**AIM OF THE TASK**
Copy out every record precisely.

**RECORDS TO USE**
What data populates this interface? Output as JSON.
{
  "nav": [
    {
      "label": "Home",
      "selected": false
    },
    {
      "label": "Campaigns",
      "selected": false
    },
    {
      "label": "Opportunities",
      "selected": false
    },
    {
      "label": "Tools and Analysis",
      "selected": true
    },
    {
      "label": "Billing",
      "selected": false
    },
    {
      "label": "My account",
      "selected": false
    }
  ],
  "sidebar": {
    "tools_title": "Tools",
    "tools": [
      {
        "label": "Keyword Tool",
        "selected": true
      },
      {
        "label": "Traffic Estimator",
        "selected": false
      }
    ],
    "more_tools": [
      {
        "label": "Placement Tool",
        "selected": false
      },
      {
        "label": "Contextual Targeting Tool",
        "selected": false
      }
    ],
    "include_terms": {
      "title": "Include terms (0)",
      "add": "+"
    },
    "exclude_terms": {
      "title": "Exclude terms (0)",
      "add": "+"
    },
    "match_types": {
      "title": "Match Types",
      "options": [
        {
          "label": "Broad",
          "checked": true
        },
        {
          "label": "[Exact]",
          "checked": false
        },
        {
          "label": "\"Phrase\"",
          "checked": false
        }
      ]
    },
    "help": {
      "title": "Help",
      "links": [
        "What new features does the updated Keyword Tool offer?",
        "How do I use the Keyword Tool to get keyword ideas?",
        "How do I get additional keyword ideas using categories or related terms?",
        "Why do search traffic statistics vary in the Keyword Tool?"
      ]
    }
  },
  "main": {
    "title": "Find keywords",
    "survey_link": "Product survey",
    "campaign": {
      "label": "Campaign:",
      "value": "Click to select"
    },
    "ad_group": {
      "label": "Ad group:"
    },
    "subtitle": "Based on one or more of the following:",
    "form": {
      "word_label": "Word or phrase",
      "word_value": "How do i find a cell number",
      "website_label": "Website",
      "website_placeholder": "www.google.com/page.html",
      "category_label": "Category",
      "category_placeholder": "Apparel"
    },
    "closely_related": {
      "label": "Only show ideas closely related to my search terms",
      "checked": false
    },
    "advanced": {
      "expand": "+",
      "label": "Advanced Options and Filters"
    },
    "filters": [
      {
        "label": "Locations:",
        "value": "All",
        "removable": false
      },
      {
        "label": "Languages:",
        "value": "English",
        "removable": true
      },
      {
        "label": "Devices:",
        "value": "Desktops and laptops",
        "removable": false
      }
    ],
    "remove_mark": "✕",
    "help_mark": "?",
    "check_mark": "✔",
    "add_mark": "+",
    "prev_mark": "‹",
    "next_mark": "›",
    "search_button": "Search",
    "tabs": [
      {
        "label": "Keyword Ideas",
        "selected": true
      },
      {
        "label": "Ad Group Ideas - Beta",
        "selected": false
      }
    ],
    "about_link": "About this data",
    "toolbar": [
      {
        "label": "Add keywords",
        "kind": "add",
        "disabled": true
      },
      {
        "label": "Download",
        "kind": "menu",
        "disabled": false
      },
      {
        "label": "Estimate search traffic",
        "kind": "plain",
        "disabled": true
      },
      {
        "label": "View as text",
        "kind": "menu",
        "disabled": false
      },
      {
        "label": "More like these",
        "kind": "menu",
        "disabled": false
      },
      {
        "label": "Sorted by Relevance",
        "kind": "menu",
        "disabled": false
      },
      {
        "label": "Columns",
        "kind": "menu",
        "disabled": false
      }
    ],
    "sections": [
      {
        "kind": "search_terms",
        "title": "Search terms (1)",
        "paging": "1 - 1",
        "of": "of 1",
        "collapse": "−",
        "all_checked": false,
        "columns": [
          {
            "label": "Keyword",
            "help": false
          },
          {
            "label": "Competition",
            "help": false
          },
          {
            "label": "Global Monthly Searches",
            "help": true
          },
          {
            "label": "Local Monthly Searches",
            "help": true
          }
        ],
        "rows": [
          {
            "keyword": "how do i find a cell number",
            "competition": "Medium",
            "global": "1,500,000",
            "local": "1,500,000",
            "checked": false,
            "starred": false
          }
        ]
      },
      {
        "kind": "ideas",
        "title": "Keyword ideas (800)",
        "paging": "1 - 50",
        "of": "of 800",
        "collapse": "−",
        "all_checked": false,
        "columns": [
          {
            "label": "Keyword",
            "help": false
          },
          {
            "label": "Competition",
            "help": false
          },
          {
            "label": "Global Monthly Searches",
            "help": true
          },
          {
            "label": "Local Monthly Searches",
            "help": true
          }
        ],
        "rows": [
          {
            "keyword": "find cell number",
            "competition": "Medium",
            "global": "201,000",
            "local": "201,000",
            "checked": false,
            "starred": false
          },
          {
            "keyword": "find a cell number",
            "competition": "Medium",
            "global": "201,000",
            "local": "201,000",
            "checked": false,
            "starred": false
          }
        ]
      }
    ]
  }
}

**FINISHED EXERCISE**
What data populates this interface? Output as JSON.
{
  "nav": [
    {
      "label": "Home",
      "selected": false
    },
    {
      "label": "Campaigns",
      "selected": false
    },
    {
      "label": "Opportunities",
      "selected": false
    },
    {
      "label": "Tools and Analysis",
      "selected": true
    },
    {
      "label": "Billing",
      "selected": false
    },
    {
      "label": "My account",
      "selected": false
    }
  ],
  "sidebar": {
    "tools_title": "Tools",
    "tools": [
      {
        "label": "Keyword Tool",
        "selected": true
      },
      {
        "label": "Traffic Estimator",
        "selected": false
      }
    ],
    "more_tools": [
      {
        "label": "Placement Tool",
        "selected": false
      },
      {
        "label": "Contextual Targeting Tool",
        "selected": false
      }
    ],
    "include_terms": {
      "title": "Include terms (0)",
      "add": "+"
    },
    "exclude_terms": {
      "title": "Exclude terms (0)",
      "add": "+"
    },
    "match_types": {
      "title": "Match Types",
      "options": [
        {
          "label": "Broad",
          "checked": true
        },
        {
          "label": "[Exact]",
          "checked": false
        },
        {
          "label": "\"Phrase\"",
          "checked": false
        }
      ]
    },
    "help": {
      "title": "Help",
      "links": [
        "What new features does the updated Keyword Tool offer?",
        "How do I use the Keyword Tool to get keyword ideas?",
        "How do I get additional keyword ideas using categories or related terms?",
        "Why do search traffic statistics vary in the Keyword Tool?"
      ]
    }
  },
  "main": {
    "title": "Find keywords",
    "survey_link": "Product survey",
    "campaign": {
      "label": "Campaign:",
      "value": "Click to select"
    },
    "ad_group": {
      "label": "Ad group:"
    },
    "subtitle": "Based on one or more of the following:",
    "form": {
      "word_label": "Word or phrase",
      "word_value": "How do i find a cell number",
      "website_label": "Website",
      "website_placeholder": "www.google.com/page.html",
      "category_label": "Category",
      "category_placeholder": "Apparel"
    },
    "closely_related": {
      "label": "Only show ideas closely related to my search terms",
      "checked": false
    },
    "advanced": {
      "expand": "+",
      "label": "Advanced Options and Filters"
    },
    "filters": [
      {
        "label": "Locations:",
        "value": "All",
        "removable": false
      },
      {
        "label": "Languages:",
        "value": "English",
        "removable": true
      },
      {
        "label": "Devices:",
        "value": "Desktops and laptops",
        "removable": false
      }
    ],
    "remove_mark": "✕",
    "help_mark": "?",
    "check_mark": "✔",
    "add_mark": "+",
    "prev_mark": "‹",
    "next_mark": "›",
    "search_button": "Search",
    "tabs": [
      {
        "label": "Keyword Ideas",
        "selected": true
      },
      {
        "label": "Ad Group Ideas - Beta",
        "selected": false
      }
    ],
    "about_link": "About this data",
    "toolbar": [
      {
        "label": "Add keywords",
        "kind": "add",
        "disabled": true
      },
      {
        "label": "Download",
        "kind": "menu",
        "disabled": false
      },
      {
        "label": "Estimate search traffic",
        "kind": "plain",
        "disabled": true
      },
      {
        "label": "View as text",
        "kind": "menu",
        "disabled": false
      },
      {
        "label": "More like these",
        "kind": "menu",
        "disabled": false
      },
      {
        "label": "Sorted by Relevance",
        "kind": "menu",
        "disabled": false
      },
      {
        "label": "Columns",
        "kind": "menu",
        "disabled": false
      }
    ],
    "sections": [
      {
        "kind": "search_terms",
        "title": "Search terms (1)",
        "paging": "1 - 1",
        "of": "of 1",
        "collapse": "−",
        "all_checked": false,
        "columns": [
          {
            "label": "Keyword",
            "help": false
          },
          {
            "label": "Competition",
            "help": false
          },
          {
            "label": "Global Monthly Searches",
            "help": true
          },
          {
            "label": "Local Monthly Searches",
            "help": true
          }
        ],
        "rows": [
          {
            "keyword": "how do i find a cell number",
            "competition": "Medium",
            "global": "1,500,000",
            "local": "1,500,000",
            "checked": false,
            "starred": false
          }
        ]
      },
      {
        "kind": "ideas",
        "title": "Keyword ideas (800)",
        "paging": "1 - 50",
        "of": "of 800",
        "collapse": "−",
        "all_checked": false,
        "columns": [
          {
            "label": "Keyword",
            "help": false
          },
          {
            "label": "Competition",
            "help": false
          },
          {
            "label": "Global Monthly Searches",
            "help": true
          },
          {
            "label": "Local Monthly Searches",
            "help": true
          }
        ],
        "rows": [
          {
            "keyword": "find cell number",
            "competition": "Medium",
            "global": "201,000",
            "local": "201,000",
            "checked": false,
            "starred": false
          },
          {
            "keyword": "find a cell number",
            "competition": "Medium",
            "global": "201,000",
            "local": "201,000",
            "checked": false,
            "starred": false
          }
        ]
      }
    ]
  }
}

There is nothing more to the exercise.